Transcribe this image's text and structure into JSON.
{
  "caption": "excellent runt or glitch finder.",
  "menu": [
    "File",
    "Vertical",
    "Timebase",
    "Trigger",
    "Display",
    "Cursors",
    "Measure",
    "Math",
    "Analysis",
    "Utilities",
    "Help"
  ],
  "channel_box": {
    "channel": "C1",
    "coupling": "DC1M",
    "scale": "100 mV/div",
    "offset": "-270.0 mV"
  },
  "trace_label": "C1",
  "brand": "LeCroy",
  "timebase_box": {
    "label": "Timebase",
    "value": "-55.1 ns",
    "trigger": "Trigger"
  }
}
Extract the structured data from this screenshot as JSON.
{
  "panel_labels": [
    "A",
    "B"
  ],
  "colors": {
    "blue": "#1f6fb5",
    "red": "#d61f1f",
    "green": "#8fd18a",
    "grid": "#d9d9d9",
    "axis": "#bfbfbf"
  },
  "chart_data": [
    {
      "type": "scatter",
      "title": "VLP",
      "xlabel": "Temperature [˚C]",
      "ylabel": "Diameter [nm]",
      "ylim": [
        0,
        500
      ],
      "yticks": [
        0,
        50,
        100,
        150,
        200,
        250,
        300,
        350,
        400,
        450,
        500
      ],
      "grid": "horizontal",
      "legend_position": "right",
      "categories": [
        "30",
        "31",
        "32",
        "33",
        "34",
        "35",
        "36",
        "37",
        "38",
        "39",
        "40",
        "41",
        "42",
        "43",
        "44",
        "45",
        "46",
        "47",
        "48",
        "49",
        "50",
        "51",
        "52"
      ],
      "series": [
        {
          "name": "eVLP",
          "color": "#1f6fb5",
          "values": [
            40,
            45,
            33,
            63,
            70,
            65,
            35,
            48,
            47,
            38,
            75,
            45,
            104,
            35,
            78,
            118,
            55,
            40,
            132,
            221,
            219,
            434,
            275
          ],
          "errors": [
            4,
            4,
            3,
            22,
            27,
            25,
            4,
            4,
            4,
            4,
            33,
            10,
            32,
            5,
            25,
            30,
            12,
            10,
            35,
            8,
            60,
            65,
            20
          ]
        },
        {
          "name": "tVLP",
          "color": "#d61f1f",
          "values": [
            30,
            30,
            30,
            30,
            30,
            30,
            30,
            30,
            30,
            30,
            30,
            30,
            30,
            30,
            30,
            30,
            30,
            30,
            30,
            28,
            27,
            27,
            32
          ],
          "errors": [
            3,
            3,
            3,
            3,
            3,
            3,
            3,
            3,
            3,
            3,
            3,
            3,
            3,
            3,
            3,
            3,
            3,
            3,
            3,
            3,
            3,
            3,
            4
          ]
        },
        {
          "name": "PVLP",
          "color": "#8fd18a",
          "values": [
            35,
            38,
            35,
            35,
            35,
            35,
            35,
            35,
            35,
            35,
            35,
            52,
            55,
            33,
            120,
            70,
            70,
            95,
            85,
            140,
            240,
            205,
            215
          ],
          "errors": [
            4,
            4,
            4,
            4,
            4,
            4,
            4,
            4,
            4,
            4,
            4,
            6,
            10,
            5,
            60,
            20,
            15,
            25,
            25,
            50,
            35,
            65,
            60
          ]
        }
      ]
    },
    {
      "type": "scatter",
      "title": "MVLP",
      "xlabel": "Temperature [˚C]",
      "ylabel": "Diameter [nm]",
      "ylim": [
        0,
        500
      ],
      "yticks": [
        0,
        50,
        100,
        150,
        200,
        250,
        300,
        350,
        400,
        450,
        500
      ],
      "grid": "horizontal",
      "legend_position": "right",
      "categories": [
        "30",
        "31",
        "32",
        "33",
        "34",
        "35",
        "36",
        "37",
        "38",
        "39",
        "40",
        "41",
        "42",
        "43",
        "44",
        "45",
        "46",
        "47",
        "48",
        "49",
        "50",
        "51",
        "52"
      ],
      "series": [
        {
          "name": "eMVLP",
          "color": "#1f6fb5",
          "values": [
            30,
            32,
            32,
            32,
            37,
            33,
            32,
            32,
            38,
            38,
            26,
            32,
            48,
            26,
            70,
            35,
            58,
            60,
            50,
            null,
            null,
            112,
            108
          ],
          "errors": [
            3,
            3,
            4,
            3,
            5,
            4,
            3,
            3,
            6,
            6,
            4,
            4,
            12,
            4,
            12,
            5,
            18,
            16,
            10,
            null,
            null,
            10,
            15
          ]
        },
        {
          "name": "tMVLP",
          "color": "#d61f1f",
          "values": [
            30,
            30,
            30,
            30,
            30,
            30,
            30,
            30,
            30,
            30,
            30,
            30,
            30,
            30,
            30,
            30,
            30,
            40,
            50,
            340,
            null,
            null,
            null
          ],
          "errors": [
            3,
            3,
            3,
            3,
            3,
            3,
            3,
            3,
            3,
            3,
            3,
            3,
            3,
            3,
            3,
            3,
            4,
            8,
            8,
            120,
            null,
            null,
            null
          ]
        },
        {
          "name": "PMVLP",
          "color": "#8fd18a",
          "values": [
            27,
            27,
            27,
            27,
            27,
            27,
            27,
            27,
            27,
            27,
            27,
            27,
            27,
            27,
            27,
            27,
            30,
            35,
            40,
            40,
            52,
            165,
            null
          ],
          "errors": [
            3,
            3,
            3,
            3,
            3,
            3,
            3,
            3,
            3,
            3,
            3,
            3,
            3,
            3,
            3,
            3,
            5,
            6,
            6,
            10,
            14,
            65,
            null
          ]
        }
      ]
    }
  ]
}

--------------------------------------------------

▶ _WRITTEN PROBLEM_: Filter the records, keeping only lines that contain "this", and show those lines.

▶ _THE OUTPUT_:
Transcribe this image's text and structure into JSON.
Extract the structured data from this screenshot as JSON.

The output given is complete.